_Short problem_:
Every line below is to be copied exactly, with the pictures left out.

───── Material to process

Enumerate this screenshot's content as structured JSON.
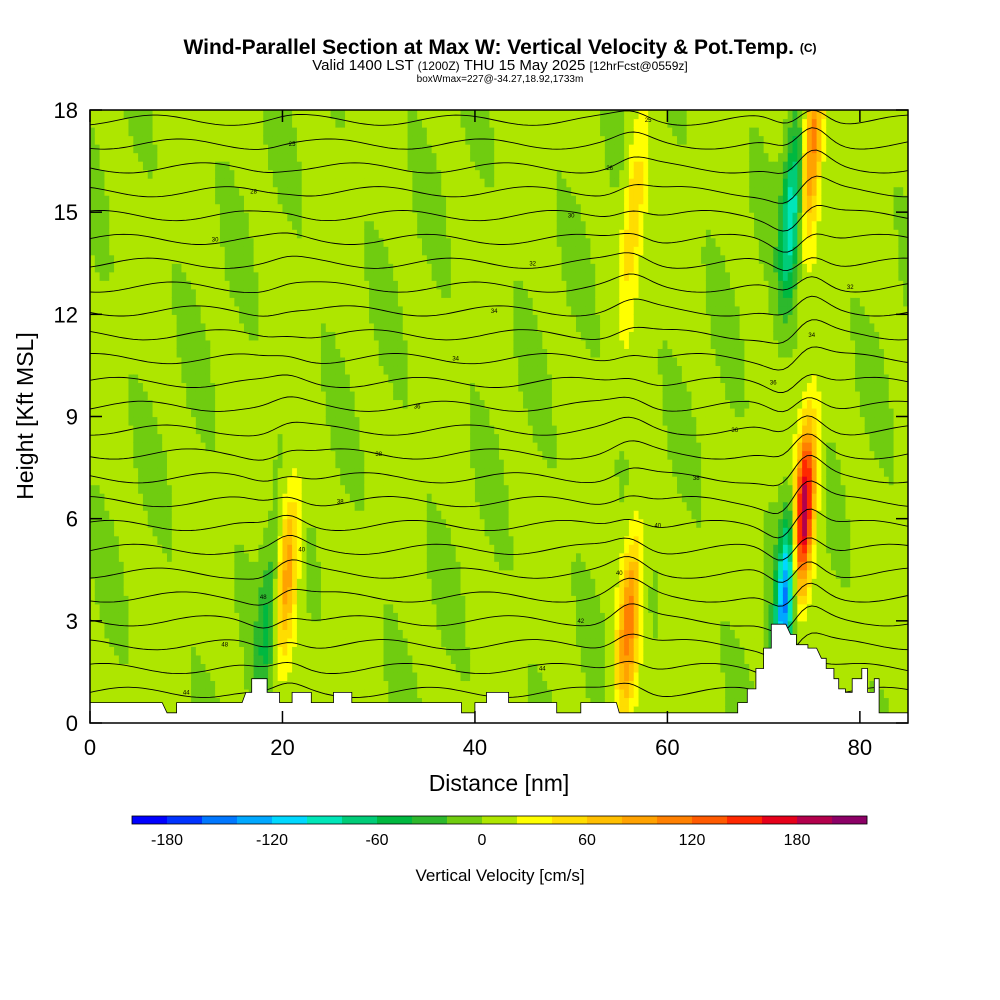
{
  "header": {
    "title": "Wind-Parallel Section at Max W: Vertical Velocity & Pot.Temp.",
    "copyright": "(C)",
    "valid_main": "Valid 1400 LST",
    "valid_utc": "(1200Z)",
    "valid_date": "THU 15 May 2025",
    "forecast_info": "[12hrFcst@0559z]",
    "box_info": "boxWmax=227@-34.27,18.92,1733m"
  },
  "chart_data": {
    "type": "heatmap",
    "title": "Wind-Parallel Section at Max W: Vertical Velocity & Pot.Temp.",
    "xlabel": "Distance [nm]",
    "ylabel": "Height [Kft MSL]",
    "xlim": [
      0,
      85
    ],
    "ylim": [
      0,
      18
    ],
    "x_ticks": [
      0,
      20,
      40,
      60,
      80
    ],
    "y_ticks": [
      0,
      3,
      6,
      9,
      12,
      15,
      18
    ],
    "colorbar": {
      "title": "Vertical Velocity [cm/s]",
      "levels": [
        -200,
        -180,
        -160,
        -140,
        -120,
        -100,
        -80,
        -60,
        -40,
        -20,
        0,
        20,
        40,
        60,
        80,
        100,
        120,
        140,
        160,
        180,
        200,
        220
      ],
      "tick_values": [
        -180,
        -120,
        -60,
        0,
        60,
        120,
        180
      ],
      "tick_labels": [
        "-180",
        "-120",
        "-60",
        "0",
        "60",
        "120",
        "180"
      ],
      "colors": [
        "#0000ff",
        "#0033ff",
        "#0077ff",
        "#00a8ff",
        "#00d8ff",
        "#00e6b8",
        "#00cc78",
        "#00b840",
        "#2db82d",
        "#70cc10",
        "#aee600",
        "#ffff00",
        "#ffdd00",
        "#ffbf00",
        "#ffa200",
        "#ff8000",
        "#ff5a00",
        "#ff2800",
        "#e6001a",
        "#b3004c",
        "#8c0066"
      ]
    },
    "updraft_bands": [
      {
        "x_center": 20.5,
        "peak_height": 4.5,
        "peak_w": 90
      },
      {
        "x_center": 56,
        "peak_height": 3,
        "peak_w": 110
      },
      {
        "x_center": 56.5,
        "peak_height": 15,
        "peak_w": 60
      },
      {
        "x_center": 74,
        "peak_height": 6,
        "peak_w": 227
      },
      {
        "x_center": 75,
        "peak_height": 17,
        "peak_w": 120
      }
    ],
    "downdraft_bands": [
      {
        "x_center": 18.5,
        "peak_height": 3,
        "peak_w": -50
      },
      {
        "x_center": 72.5,
        "peak_height": 4,
        "peak_w": -180
      },
      {
        "x_center": 73,
        "peak_height": 15,
        "peak_w": -110
      }
    ],
    "isentrope_labels": [
      "44",
      "44",
      "48",
      "42",
      "48",
      "40",
      "40",
      "40",
      "38",
      "38",
      "38",
      "36",
      "36",
      "36",
      "34",
      "34",
      "34",
      "32",
      "32",
      "30",
      "30",
      "28",
      "26",
      "25",
      "25"
    ],
    "terrain_heights": [
      [
        0,
        0.6
      ],
      [
        7.5,
        0.6
      ],
      [
        8,
        0.3
      ],
      [
        9,
        0.3
      ],
      [
        9,
        0.6
      ],
      [
        15.8,
        0.6
      ],
      [
        16.2,
        0.9
      ],
      [
        16.8,
        0.9
      ],
      [
        16.8,
        1.3
      ],
      [
        18.4,
        1.3
      ],
      [
        18.4,
        0.9
      ],
      [
        19.7,
        0.9
      ],
      [
        19.7,
        0.6
      ],
      [
        21,
        0.6
      ],
      [
        21,
        0.9
      ],
      [
        23,
        0.9
      ],
      [
        23,
        0.6
      ],
      [
        25.3,
        0.6
      ],
      [
        25.3,
        0.9
      ],
      [
        27.2,
        0.9
      ],
      [
        27.2,
        0.6
      ],
      [
        38.6,
        0.6
      ],
      [
        38.6,
        0.3
      ],
      [
        40,
        0.3
      ],
      [
        40,
        0.6
      ],
      [
        41.2,
        0.6
      ],
      [
        41.2,
        0.9
      ],
      [
        43.5,
        0.9
      ],
      [
        43.5,
        0.6
      ],
      [
        48.5,
        0.6
      ],
      [
        48.5,
        0.3
      ],
      [
        51,
        0.3
      ],
      [
        51,
        0.6
      ],
      [
        54.7,
        0.6
      ],
      [
        55,
        0.3
      ],
      [
        67.3,
        0.3
      ],
      [
        67.3,
        0.6
      ],
      [
        68.3,
        0.6
      ],
      [
        68.3,
        1.0
      ],
      [
        69.2,
        1.0
      ],
      [
        69.2,
        1.6
      ],
      [
        70,
        1.6
      ],
      [
        70,
        2.2
      ],
      [
        70.8,
        2.2
      ],
      [
        70.8,
        2.9
      ],
      [
        72.3,
        2.9
      ],
      [
        72.8,
        2.6
      ],
      [
        73.4,
        2.6
      ],
      [
        73.4,
        2.3
      ],
      [
        74.6,
        2.3
      ],
      [
        74.6,
        2.2
      ],
      [
        75.5,
        2.2
      ],
      [
        76,
        1.9
      ],
      [
        76.5,
        1.9
      ],
      [
        76.5,
        1.6
      ],
      [
        77.3,
        1.6
      ],
      [
        77.3,
        1.3
      ],
      [
        77.8,
        1.3
      ],
      [
        77.8,
        1.0
      ],
      [
        78.5,
        1.0
      ],
      [
        78.5,
        0.9
      ],
      [
        79.2,
        0.9
      ],
      [
        79.2,
        1.3
      ],
      [
        80.2,
        1.3
      ],
      [
        80.2,
        1.6
      ],
      [
        80.8,
        1.6
      ],
      [
        80.8,
        0.9
      ],
      [
        81.5,
        0.9
      ],
      [
        81.5,
        1.3
      ],
      [
        82,
        1.3
      ],
      [
        82,
        0.3
      ],
      [
        85,
        0.3
      ]
    ]
  }
}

──────────

_Task answer_:
Enumerate this screenshot's content as structured JSON.
{
  "header": {
    "title": "Wind-Parallel Section at Max W: Vertical Velocity & Pot.Temp.",
    "copyright": "(C)",
    "valid_main": "Valid 1400 LST",
    "valid_utc": "(1200Z)",
    "valid_date": "THU 15 May 2025",
    "forecast_info": "[12hrFcst@0559z]",
    "box_info": "boxWmax=227@-34.27,18.92,1733m"
  },
  "chart_data": {
    "type": "heatmap",
    "title": "Wind-Parallel Section at Max W: Vertical Velocity & Pot.Temp.",
    "xlabel": "Distance [nm]",
    "ylabel": "Height [Kft MSL]",
    "xlim": [
      0,
      85
    ],
    "ylim": [
      0,
      18
    ],
    "x_ticks": [
      0,
      20,
      40,
      60,
      80
    ],
    "y_ticks": [
      0,
      3,
      6,
      9,
      12,
      15,
      18
    ],
    "colorbar": {
      "title": "Vertical Velocity [cm/s]",
      "levels": [
        -200,
        -180,
        -160,
        -140,
        -120,
        -100,
        -80,
        -60,
        -40,
        -20,
        0,
        20,
        40,
        60,
        80,
        100,
        120,
        140,
        160,
        180,
        200,
        220
      ],
      "tick_values": [
        -180,
        -120,
        -60,
        0,
        60,
        120,
        180
      ],
      "tick_labels": [
        "-180",
        "-120",
        "-60",
        "0",
        "60",
        "120",
        "180"
      ],
      "colors": [
        "#0000ff",
        "#0033ff",
        "#0077ff",
        "#00a8ff",
        "#00d8ff",
        "#00e6b8",
        "#00cc78",
        "#00b840",
        "#2db82d",
        "#70cc10",
        "#aee600",
        "#ffff00",
        "#ffdd00",
        "#ffbf00",
        "#ffa200",
        "#ff8000",
        "#ff5a00",
        "#ff2800",
        "#e6001a",
        "#b3004c",
        "#8c0066"
      ]
    },
    "updraft_bands": [
      {
        "x_center": 20.5,
        "peak_height": 4.5,
        "peak_w": 90
      },
      {
        "x_center": 56,
        "peak_height": 3,
        "peak_w": 110
      },
      {
        "x_center": 56.5,
        "peak_height": 15,
        "peak_w": 60
      },
      {
        "x_center": 74,
        "peak_height": 6,
        "peak_w": 227
      },
      {
        "x_center": 75,
        "peak_height": 17,
        "peak_w": 120
      }
    ],
    "downdraft_bands": [
      {
        "x_center": 18.5,
        "peak_height": 3,
        "peak_w": -50
      },
      {
        "x_center": 72.5,
        "peak_height": 4,
        "peak_w": -180
      },
      {
        "x_center": 73,
        "peak_height": 15,
        "peak_w": -110
      }
    ],
    "isentrope_labels": [
      "44",
      "44",
      "48",
      "42",
      "48",
      "40",
      "40",
      "40",
      "38",
      "38",
      "38",
      "36",
      "36",
      "36",
      "34",
      "34",
      "34",
      "32",
      "32",
      "30",
      "30",
      "28",
      "26",
      "25",
      "25"
    ],
    "terrain_heights": [
      [
        0,
        0.6
      ],
      [
        7.5,
        0.6
      ],
      [
        8,
        0.3
      ],
      [
        9,
        0.3
      ],
      [
        9,
        0.6
      ],
      [
        15.8,
        0.6
      ],
      [
        16.2,
        0.9
      ],
      [
        16.8,
        0.9
      ],
      [
        16.8,
        1.3
      ],
      [
        18.4,
        1.3
      ],
      [
        18.4,
        0.9
      ],
      [
        19.7,
        0.9
      ],
      [
        19.7,
        0.6
      ],
      [
        21,
        0.6
      ],
      [
        21,
        0.9
      ],
      [
        23,
        0.9
      ],
      [
        23,
        0.6
      ],
      [
        25.3,
        0.6
      ],
      [
        25.3,
        0.9
      ],
      [
        27.2,
        0.9
      ],
      [
        27.2,
        0.6
      ],
      [
        38.6,
        0.6
      ],
      [
        38.6,
        0.3
      ],
      [
        40,
        0.3
      ],
      [
        40,
        0.6
      ],
      [
        41.2,
        0.6
      ],
      [
        41.2,
        0.9
      ],
      [
        43.5,
        0.9
      ],
      [
        43.5,
        0.6
      ],
      [
        48.5,
        0.6
      ],
      [
        48.5,
        0.3
      ],
      [
        51,
        0.3
      ],
      [
        51,
        0.6
      ],
      [
        54.7,
        0.6
      ],
      [
        55,
        0.3
      ],
      [
        67.3,
        0.3
      ],
      [
        67.3,
        0.6
      ],
      [
        68.3,
        0.6
      ],
      [
        68.3,
        1.0
      ],
      [
        69.2,
        1.0
      ],
      [
        69.2,
        1.6
      ],
      [
        70,
        1.6
      ],
      [
        70,
        2.2
      ],
      [
        70.8,
        2.2
      ],
      [
        70.8,
        2.9
      ],
      [
        72.3,
        2.9
      ],
      [
        72.8,
        2.6
      ],
      [
        73.4,
        2.6
      ],
      [
        73.4,
        2.3
      ],
      [
        74.6,
        2.3
      ],
      [
        74.6,
        2.2
      ],
      [
        75.5,
        2.2
      ],
      [
        76,
        1.9
      ],
      [
        76.5,
        1.9
      ],
      [
        76.5,
        1.6
      ],
      [
        77.3,
        1.6
      ],
      [
        77.3,
        1.3
      ],
      [
        77.8,
        1.3
      ],
      [
        77.8,
        1.0
      ],
      [
        78.5,
        1.0
      ],
      [
        78.5,
        0.9
      ],
      [
        79.2,
        0.9
      ],
      [
        79.2,
        1.3
      ],
      [
        80.2,
        1.3
      ],
      [
        80.2,
        1.6
      ],
      [
        80.8,
        1.6
      ],
      [
        80.8,
        0.9
      ],
      [
        81.5,
        0.9
      ],
      [
        81.5,
        1.3
      ],
      [
        82,
        1.3
      ],
      [
        82,
        0.3
      ],
      [
        85,
        0.3
      ]
    ]
  }
}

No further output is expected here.